__GIVEN PROBLEM__:
Count how many lines contain "JSON" and reply with that number only.

__INPUT FOR THIS TASK__:
━━━━━━━━

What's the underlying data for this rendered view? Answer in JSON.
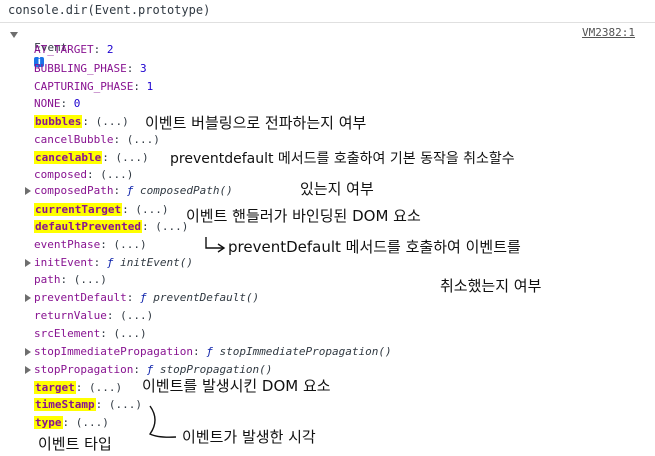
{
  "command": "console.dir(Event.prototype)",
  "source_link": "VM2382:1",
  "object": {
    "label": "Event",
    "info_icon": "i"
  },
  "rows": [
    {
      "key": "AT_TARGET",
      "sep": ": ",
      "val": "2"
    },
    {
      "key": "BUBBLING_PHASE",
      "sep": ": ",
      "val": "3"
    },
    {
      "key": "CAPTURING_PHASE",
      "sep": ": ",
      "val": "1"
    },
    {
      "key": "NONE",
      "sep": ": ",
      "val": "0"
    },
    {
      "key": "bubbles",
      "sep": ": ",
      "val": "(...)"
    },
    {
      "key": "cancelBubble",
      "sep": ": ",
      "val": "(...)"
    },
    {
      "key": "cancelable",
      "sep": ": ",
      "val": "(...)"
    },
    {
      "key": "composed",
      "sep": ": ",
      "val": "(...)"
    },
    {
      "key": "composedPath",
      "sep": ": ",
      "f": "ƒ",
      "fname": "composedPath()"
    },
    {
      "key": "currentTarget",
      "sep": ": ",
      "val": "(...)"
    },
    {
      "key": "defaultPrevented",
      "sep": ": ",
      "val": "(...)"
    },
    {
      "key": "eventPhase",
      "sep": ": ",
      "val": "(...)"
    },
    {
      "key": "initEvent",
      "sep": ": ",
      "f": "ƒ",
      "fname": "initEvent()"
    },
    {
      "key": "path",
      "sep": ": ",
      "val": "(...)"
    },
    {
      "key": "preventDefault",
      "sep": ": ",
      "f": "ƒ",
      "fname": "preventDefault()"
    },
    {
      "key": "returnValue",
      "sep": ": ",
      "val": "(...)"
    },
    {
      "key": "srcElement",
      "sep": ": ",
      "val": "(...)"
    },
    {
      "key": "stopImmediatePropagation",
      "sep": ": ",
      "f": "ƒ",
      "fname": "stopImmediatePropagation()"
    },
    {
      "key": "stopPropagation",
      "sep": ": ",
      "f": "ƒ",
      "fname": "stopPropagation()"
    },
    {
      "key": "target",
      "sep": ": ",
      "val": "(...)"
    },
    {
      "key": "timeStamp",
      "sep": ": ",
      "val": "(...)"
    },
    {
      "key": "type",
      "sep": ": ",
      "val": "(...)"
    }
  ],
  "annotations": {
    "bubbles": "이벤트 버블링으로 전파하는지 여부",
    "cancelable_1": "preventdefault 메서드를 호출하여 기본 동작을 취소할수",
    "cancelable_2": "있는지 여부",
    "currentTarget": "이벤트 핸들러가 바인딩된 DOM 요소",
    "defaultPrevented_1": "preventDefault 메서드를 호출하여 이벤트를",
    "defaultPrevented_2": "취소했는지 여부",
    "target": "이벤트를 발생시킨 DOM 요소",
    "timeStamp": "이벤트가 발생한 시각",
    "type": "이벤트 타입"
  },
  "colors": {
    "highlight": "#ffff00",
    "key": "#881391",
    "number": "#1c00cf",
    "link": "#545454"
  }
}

━━━━━━━━

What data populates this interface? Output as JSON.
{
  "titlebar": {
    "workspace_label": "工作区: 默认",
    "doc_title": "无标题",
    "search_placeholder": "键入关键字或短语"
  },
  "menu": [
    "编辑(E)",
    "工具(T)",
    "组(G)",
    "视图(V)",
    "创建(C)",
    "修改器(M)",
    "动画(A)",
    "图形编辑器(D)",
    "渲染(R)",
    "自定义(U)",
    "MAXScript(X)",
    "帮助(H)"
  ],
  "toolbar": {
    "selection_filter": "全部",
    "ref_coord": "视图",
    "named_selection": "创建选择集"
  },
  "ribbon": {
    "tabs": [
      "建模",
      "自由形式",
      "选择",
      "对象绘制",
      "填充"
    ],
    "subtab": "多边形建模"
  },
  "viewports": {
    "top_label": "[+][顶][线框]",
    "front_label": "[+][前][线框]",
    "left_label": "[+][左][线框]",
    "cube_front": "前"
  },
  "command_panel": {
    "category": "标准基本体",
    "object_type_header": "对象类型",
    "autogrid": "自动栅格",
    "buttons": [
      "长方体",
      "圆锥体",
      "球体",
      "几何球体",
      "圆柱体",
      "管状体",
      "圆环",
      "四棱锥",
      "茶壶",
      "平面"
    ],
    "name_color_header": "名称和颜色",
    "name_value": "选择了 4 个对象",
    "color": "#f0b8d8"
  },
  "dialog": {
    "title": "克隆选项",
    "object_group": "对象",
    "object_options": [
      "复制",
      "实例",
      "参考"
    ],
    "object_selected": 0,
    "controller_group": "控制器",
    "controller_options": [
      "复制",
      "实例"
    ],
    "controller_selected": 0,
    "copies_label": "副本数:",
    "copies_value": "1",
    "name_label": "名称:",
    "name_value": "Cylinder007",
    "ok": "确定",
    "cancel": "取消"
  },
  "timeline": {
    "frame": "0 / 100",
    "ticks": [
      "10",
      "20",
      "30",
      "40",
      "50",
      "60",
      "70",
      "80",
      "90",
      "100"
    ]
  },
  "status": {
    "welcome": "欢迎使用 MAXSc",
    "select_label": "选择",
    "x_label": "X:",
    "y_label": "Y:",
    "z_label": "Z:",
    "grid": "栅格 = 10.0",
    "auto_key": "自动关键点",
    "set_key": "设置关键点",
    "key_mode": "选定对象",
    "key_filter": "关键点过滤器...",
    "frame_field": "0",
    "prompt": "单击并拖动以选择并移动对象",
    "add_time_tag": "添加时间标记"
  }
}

━━━━━━━━

__SOLUTION TO THIS TASK__:
2